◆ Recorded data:
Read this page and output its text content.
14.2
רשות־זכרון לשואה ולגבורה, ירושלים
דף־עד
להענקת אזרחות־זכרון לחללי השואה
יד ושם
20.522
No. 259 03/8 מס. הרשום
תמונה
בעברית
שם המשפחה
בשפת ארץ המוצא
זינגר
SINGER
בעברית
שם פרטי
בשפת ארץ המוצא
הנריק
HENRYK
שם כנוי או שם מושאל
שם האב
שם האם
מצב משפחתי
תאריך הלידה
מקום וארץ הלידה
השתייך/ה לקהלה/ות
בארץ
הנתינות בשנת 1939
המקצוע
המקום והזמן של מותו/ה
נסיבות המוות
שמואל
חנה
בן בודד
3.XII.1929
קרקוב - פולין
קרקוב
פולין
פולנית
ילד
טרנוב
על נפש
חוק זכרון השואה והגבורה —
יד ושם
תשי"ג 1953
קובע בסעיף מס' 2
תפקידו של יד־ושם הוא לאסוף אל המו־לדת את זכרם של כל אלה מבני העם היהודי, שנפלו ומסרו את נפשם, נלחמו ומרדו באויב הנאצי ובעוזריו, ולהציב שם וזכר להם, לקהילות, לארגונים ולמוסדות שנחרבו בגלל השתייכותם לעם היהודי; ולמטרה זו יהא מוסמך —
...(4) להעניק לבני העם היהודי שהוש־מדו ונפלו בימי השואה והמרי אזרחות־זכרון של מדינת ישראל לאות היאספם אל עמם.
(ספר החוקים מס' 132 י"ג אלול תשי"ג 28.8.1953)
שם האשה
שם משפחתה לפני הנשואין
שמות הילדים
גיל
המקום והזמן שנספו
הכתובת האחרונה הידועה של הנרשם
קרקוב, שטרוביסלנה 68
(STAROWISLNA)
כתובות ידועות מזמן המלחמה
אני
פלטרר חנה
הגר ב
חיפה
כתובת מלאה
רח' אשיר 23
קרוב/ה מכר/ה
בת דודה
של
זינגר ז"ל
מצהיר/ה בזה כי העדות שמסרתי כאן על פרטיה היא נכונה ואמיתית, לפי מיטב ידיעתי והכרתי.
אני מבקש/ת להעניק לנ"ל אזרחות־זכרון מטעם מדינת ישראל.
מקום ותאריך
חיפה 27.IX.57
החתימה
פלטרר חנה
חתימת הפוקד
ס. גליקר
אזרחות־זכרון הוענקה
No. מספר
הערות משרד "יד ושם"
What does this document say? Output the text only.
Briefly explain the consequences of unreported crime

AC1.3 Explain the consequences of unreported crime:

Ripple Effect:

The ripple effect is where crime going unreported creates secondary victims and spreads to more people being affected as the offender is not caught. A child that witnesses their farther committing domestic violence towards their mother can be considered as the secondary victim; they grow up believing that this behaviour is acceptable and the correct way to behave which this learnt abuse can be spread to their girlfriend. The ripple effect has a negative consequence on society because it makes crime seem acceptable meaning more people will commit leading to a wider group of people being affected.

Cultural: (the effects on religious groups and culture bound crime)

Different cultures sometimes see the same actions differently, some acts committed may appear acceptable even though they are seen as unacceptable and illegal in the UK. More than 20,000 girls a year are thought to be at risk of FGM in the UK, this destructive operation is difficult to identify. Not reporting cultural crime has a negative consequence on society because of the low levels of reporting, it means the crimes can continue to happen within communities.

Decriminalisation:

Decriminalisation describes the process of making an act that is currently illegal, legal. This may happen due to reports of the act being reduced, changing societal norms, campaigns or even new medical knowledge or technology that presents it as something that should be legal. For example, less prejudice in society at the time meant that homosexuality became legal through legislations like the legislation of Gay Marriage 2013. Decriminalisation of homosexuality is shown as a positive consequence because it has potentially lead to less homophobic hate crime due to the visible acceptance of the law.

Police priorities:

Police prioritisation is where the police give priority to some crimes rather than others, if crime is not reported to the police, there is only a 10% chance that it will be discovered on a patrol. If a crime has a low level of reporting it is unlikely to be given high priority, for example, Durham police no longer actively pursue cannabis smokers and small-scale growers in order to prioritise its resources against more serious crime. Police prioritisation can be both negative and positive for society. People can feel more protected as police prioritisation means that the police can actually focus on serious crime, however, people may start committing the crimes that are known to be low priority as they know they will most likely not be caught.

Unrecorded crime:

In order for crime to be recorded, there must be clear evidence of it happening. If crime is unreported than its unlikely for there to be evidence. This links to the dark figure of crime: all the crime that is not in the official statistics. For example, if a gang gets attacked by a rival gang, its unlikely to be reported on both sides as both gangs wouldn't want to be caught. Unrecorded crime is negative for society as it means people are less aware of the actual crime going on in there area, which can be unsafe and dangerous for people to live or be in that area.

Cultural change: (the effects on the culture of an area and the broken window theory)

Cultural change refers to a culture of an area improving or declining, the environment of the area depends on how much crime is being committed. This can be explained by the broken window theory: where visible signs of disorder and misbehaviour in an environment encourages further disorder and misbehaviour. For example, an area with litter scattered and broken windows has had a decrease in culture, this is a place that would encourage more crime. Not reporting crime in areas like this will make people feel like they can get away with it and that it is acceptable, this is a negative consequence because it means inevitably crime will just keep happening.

◆ Objective: Scan the material and collect every line that contains "מדינת".

◆ Result of the task:
...(4) להעניק לבני העם היהודי שהוש־מדו ונפלו בימי השואה והמרי אזרחות־זכרון של מדינת ישראל לאות היאספם אל עמם.
אני מבקש/ת להעניק לנ"ל אזרחות־זכרון מטעם מדינת ישראל.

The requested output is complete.